#### Given data ####
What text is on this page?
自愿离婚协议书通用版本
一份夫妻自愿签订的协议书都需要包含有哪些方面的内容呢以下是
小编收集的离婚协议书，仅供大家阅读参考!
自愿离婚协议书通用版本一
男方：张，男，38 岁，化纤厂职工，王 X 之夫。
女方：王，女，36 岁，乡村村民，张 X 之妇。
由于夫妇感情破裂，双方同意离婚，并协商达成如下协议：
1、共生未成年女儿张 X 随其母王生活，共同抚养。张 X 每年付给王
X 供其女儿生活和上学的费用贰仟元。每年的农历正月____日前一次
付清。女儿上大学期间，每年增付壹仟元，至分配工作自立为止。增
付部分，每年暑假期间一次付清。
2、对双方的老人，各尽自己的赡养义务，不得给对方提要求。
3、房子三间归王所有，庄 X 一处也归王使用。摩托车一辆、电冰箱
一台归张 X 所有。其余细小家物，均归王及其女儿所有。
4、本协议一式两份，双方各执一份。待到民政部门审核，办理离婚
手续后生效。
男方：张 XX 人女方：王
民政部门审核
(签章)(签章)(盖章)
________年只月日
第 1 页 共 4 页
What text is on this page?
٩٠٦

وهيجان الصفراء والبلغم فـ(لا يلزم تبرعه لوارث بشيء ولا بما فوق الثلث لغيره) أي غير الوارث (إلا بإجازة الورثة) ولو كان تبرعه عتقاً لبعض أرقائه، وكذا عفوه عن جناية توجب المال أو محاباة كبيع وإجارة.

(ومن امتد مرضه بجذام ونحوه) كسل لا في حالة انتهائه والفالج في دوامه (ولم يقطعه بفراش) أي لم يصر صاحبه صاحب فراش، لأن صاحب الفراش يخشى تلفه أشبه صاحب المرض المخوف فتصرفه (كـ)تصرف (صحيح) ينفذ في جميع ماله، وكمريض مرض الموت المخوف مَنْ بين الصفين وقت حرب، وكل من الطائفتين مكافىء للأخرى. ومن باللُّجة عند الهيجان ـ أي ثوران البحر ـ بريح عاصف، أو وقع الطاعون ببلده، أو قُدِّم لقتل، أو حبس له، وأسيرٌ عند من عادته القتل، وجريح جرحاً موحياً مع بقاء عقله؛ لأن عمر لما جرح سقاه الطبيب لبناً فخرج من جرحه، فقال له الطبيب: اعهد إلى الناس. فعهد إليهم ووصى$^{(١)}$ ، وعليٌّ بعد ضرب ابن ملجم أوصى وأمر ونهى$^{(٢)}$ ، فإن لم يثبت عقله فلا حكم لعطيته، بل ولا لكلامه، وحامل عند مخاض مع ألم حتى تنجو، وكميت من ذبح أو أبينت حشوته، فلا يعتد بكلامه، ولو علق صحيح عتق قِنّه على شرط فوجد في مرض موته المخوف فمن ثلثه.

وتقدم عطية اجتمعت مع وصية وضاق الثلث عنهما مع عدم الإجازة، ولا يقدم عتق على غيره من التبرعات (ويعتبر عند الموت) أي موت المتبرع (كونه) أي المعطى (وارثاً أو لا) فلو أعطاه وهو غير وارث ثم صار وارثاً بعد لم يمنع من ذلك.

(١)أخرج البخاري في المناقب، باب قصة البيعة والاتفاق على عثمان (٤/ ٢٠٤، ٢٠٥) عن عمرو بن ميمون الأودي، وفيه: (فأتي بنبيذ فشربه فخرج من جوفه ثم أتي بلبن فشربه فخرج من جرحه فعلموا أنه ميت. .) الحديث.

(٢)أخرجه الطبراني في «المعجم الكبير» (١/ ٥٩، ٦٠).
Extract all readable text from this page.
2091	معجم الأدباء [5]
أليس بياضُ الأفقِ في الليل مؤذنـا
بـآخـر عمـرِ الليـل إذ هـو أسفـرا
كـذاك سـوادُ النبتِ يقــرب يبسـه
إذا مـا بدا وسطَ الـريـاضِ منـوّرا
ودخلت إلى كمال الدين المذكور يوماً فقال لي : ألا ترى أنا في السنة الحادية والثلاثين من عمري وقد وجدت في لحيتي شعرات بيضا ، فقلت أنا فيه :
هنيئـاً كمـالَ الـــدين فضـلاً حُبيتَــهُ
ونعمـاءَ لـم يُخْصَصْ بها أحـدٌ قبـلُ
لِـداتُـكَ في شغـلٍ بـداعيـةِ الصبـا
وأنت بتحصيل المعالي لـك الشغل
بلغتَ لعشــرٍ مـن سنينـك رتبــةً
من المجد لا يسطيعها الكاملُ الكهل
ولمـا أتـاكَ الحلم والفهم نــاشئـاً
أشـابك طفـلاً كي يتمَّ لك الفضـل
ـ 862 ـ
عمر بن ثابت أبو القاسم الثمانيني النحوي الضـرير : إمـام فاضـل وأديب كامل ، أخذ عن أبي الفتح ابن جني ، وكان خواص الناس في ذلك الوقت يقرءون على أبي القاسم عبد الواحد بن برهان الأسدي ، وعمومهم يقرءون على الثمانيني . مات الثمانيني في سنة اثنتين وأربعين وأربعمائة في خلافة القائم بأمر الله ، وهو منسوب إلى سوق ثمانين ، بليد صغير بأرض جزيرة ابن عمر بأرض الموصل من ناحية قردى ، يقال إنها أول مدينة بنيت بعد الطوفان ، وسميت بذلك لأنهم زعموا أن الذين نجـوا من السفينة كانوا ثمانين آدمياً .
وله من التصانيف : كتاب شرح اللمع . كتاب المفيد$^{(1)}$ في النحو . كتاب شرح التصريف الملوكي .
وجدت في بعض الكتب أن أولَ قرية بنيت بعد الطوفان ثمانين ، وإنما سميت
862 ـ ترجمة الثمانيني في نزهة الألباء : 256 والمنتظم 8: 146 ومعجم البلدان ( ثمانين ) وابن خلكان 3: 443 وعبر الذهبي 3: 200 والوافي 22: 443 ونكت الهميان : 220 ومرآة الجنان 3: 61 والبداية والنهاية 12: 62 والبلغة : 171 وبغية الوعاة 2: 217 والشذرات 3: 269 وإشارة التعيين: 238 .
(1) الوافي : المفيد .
####
## Exercise directions
Every line above should be printed again exactly as it stands.

## Exercise response
What text is on this page?
自愿离婚协议书通用版本
一份夫妻自愿签订的协议书都需要包含有哪些方面的内容呢以下是
小编收集的离婚协议书，仅供大家阅读参考!
自愿离婚协议书通用版本一
男方：张，男，38 岁，化纤厂职工，王 X 之夫。
女方：王，女，36 岁，乡村村民，张 X 之妇。
由于夫妇感情破裂，双方同意离婚，并协商达成如下协议：
1、共生未成年女儿张 X 随其母王生活，共同抚养。张 X 每年付给王
X 供其女儿生活和上学的费用贰仟元。每年的农历正月____日前一次
付清。女儿上大学期间，每年增付壹仟元，至分配工作自立为止。增
付部分，每年暑假期间一次付清。
2、对双方的老人，各尽自己的赡养义务，不得给对方提要求。
3、房子三间归王所有，庄 X 一处也归王使用。摩托车一辆、电冰箱
一台归张 X 所有。其余细小家物，均归王及其女儿所有。
4、本协议一式两份，双方各执一份。待到民政部门审核，办理离婚
手续后生效。
男方：张 XX 人女方：王
民政部门审核
(签章)(签章)(盖章)
________年只月日
第 1 页 共 4 页
What text is on this page?
٩٠٦

وهيجان الصفراء والبلغم فـ(لا يلزم تبرعه لوارث بشيء ولا بما فوق الثلث لغيره) أي غير الوارث (إلا بإجازة الورثة) ولو كان تبرعه عتقاً لبعض أرقائه، وكذا عفوه عن جناية توجب المال أو محاباة كبيع وإجارة.

(ومن امتد مرضه بجذام ونحوه) كسل لا في حالة انتهائه والفالج في دوامه (ولم يقطعه بفراش) أي لم يصر صاحبه صاحب فراش، لأن صاحب الفراش يخشى تلفه أشبه صاحب المرض المخوف فتصرفه (كـ)تصرف (صحيح) ينفذ في جميع ماله، وكمريض مرض الموت المخوف مَنْ بين الصفين وقت حرب، وكل من الطائفتين مكافىء للأخرى. ومن باللُّجة عند الهيجان ـ أي ثوران البحر ـ بريح عاصف، أو وقع الطاعون ببلده، أو قُدِّم لقتل، أو حبس له، وأسيرٌ عند من عادته القتل، وجريح جرحاً موحياً مع بقاء عقله؛ لأن عمر لما جرح سقاه الطبيب لبناً فخرج من جرحه، فقال له الطبيب: اعهد إلى الناس. فعهد إليهم ووصى$^{(١)}$ ، وعليٌّ بعد ضرب ابن ملجم أوصى وأمر ونهى$^{(٢)}$ ، فإن لم يثبت عقله فلا حكم لعطيته، بل ولا لكلامه، وحامل عند مخاض مع ألم حتى تنجو، وكميت من ذبح أو أبينت حشوته، فلا يعتد بكلامه، ولو علق صحيح عتق قِنّه على شرط فوجد في مرض موته المخوف فمن ثلثه.

وتقدم عطية اجتمعت مع وصية وضاق الثلث عنهما مع عدم الإجازة، ولا يقدم عتق على غيره من التبرعات (ويعتبر عند الموت) أي موت المتبرع (كونه) أي المعطى (وارثاً أو لا) فلو أعطاه وهو غير وارث ثم صار وارثاً بعد لم يمنع من ذلك.

(١)أخرج البخاري في المناقب، باب قصة البيعة والاتفاق على عثمان (٤/ ٢٠٤، ٢٠٥) عن عمرو بن ميمون الأودي، وفيه: (فأتي بنبيذ فشربه فخرج من جوفه ثم أتي بلبن فشربه فخرج من جرحه فعلموا أنه ميت. .) الحديث.

(٢)أخرجه الطبراني في «المعجم الكبير» (١/ ٥٩، ٦٠).
Extract all readable text from this page.
2091	معجم الأدباء [5]
أليس بياضُ الأفقِ في الليل مؤذنـا
بـآخـر عمـرِ الليـل إذ هـو أسفـرا
كـذاك سـوادُ النبتِ يقــرب يبسـه
إذا مـا بدا وسطَ الـريـاضِ منـوّرا
ودخلت إلى كمال الدين المذكور يوماً فقال لي : ألا ترى أنا في السنة الحادية والثلاثين من عمري وقد وجدت في لحيتي شعرات بيضا ، فقلت أنا فيه :
هنيئـاً كمـالَ الـــدين فضـلاً حُبيتَــهُ
ونعمـاءَ لـم يُخْصَصْ بها أحـدٌ قبـلُ
لِـداتُـكَ في شغـلٍ بـداعيـةِ الصبـا
وأنت بتحصيل المعالي لـك الشغل
بلغتَ لعشــرٍ مـن سنينـك رتبــةً
من المجد لا يسطيعها الكاملُ الكهل
ولمـا أتـاكَ الحلم والفهم نــاشئـاً
أشـابك طفـلاً كي يتمَّ لك الفضـل
ـ 862 ـ
عمر بن ثابت أبو القاسم الثمانيني النحوي الضـرير : إمـام فاضـل وأديب كامل ، أخذ عن أبي الفتح ابن جني ، وكان خواص الناس في ذلك الوقت يقرءون على أبي القاسم عبد الواحد بن برهان الأسدي ، وعمومهم يقرءون على الثمانيني . مات الثمانيني في سنة اثنتين وأربعين وأربعمائة في خلافة القائم بأمر الله ، وهو منسوب إلى سوق ثمانين ، بليد صغير بأرض جزيرة ابن عمر بأرض الموصل من ناحية قردى ، يقال إنها أول مدينة بنيت بعد الطوفان ، وسميت بذلك لأنهم زعموا أن الذين نجـوا من السفينة كانوا ثمانين آدمياً .
وله من التصانيف : كتاب شرح اللمع . كتاب المفيد$^{(1)}$ في النحو . كتاب شرح التصريف الملوكي .
وجدت في بعض الكتب أن أولَ قرية بنيت بعد الطوفان ثمانين ، وإنما سميت
862 ـ ترجمة الثمانيني في نزهة الألباء : 256 والمنتظم 8: 146 ومعجم البلدان ( ثمانين ) وابن خلكان 3: 443 وعبر الذهبي 3: 200 والوافي 22: 443 ونكت الهميان : 220 ومرآة الجنان 3: 61 والبداية والنهاية 12: 62 والبلغة : 171 وبغية الوعاة 2: 217 والشذرات 3: 269 وإشارة التعيين: 238 .
(1) الوافي : المفيد .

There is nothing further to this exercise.